**Description of the task:**
Return the passage of the news article about Epstein from "The accusations were" up to and including "brought to Epstein.", copied word for word.

**Reading passage:**
It was exactly five weeks to the day after his arrest on sex trafficking charges when Jeffery Epstein was found dead in his cell at New York City’s Metropolitan Correctional Center last Saturday. The financier and convicted paedophile was arrested on July 6th by FBI officers just after his private jet landed at New Jersey’s Teterboro airport, flying in from Le Bourget airfield north of Paris.
Epstein was a regular traveller between New York and the French capital, where he owned an apartment on the upmarket Avenue Foch, close to the Champs-Élysées. His arrest came as he returned from a three-week sojourn in Paris.
In a 13-page Manhattan federal court indictment revealed two days later, prosecutors alleged that Epstein “sexually exploited and abused dozens of minor girls” from 2002 to 2005 at his luxurious properties in New York and Florida, that he “enticed and recruited, and caused to be enticed and recruited, minor girls” to “engage in sex acts with him, after which he would give the victims hundreds of dollars in cash”.
Prosecutors claimed that he also paid girls to recruit others, and that, “This way, Epstein created a vast network of underage victims for him to sexually exploit”. Appearing before the court on Monday July 8th, Epstein, 66, entered a plea of “not guilty” to the charges, for which, if convicted, he faced a maximum sentence of 45 years in jail.
Enlargement : Illustration 1
Following Epstein’s death this weekend, described as an “apparent suicide” but which is still under investigation, US attorney general William Barr said on Monday that investigations will continue into suspected co-conspirators in the alleged sex trafficking. “Let me assure you that case will continue on against anyone who was complicit with Epstein,” Barr said, adding that “any co-conspirators should not rest easy. Victims deserve justice and will get it”.
But while the sex trafficking probe centres on events in the US, evidence emerging from the case suggests that Epstein’s alleged criminal activities spread as far afield as France, and on Monday two French government ministers urged the opening of an investigation “to shed light” on the suspicions. One of Epstein’s accusers in the US case said she had been sent to France on several occasions to serve as his “sex slave” when she was still a minor, and that the financier’s victims included two 12-year-old girls sent to him from France by “one of his friends” as “a surprise birthday present”.
Two of those who are alleged to have taken part with Epstein in his sex trafficking and abuse of minors are British socialite Ghislaine Maxwell, the daughter of the late, disgraced media tycoon Robert Maxwell, and French model scout Jean-Luc Brunel, co-founder of the model agency MC2.
Both have firmly denied the allegations.
The accusations were levelled by Virginia Roberts Giuffre, who said she was first recruited by Maxwell, who has joint French nationality, to work as a “masseuse” to Epstein when she was aged 15, and has accused Maxwell of being both a “madame” for Epstein and an active participant in orgies. Giuffre also alleged she was made to have sex with Brunel and to watch him during “sexual acts with dozens of underage girls” who he brought to Epstein.

**Given information:**
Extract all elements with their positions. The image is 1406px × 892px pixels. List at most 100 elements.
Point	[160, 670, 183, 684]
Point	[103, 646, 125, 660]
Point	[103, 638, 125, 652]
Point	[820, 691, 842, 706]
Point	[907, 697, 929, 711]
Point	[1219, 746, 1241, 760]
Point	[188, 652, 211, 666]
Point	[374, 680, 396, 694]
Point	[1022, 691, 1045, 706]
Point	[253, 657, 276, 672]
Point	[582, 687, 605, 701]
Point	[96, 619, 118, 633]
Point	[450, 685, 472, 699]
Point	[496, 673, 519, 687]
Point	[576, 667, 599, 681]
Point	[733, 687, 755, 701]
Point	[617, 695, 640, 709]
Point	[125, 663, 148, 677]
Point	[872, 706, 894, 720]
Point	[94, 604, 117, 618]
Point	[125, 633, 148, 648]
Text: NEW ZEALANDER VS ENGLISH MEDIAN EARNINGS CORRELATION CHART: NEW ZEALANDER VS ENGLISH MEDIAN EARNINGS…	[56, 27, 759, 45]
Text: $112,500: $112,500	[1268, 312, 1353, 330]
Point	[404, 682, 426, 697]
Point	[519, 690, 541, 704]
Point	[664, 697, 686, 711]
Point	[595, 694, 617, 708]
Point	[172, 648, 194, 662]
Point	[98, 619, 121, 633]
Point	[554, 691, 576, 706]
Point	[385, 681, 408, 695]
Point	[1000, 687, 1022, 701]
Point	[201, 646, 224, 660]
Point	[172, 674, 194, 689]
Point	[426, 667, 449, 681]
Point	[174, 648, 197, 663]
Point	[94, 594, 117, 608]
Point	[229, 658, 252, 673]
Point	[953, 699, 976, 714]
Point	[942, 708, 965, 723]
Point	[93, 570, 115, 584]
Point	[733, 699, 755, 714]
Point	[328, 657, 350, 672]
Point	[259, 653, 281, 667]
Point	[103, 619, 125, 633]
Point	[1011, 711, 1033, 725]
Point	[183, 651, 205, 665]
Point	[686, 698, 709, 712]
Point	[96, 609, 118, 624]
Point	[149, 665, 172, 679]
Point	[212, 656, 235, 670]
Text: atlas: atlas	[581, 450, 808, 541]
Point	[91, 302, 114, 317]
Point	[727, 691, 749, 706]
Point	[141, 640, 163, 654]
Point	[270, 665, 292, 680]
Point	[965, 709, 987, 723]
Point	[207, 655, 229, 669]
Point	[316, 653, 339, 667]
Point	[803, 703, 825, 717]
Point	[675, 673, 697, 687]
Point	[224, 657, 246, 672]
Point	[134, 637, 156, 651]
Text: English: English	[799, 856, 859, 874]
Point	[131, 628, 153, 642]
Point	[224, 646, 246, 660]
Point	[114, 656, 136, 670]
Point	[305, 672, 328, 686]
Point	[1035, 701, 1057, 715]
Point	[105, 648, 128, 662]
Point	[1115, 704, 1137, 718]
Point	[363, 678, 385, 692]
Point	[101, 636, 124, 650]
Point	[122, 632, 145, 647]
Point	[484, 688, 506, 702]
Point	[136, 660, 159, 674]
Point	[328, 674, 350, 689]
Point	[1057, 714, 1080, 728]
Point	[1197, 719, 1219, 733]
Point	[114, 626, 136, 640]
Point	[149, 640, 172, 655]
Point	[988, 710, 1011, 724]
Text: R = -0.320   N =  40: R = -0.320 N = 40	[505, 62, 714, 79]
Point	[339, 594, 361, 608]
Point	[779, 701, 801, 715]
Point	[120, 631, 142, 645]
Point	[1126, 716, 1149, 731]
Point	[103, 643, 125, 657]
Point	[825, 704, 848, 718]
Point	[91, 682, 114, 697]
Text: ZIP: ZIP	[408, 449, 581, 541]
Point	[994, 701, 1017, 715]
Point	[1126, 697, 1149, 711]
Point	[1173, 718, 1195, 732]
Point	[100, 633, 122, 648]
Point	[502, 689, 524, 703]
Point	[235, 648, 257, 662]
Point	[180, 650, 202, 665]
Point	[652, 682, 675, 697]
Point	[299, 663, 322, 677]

**Output for this task:**
The accusations were levelled by Virginia Roberts Giuffre, who said she was first recruited by Maxwell, who has joint French nationality, to work as a “masseuse” to Epstein when she was aged 15, and has accused Maxwell of being both a “madame” for Epstein and an active participant in orgies. Giuffre also alleged she was made to have sex with Brunel and to watch him during “sexual acts with dozens of underage girls” who he brought to Epstein.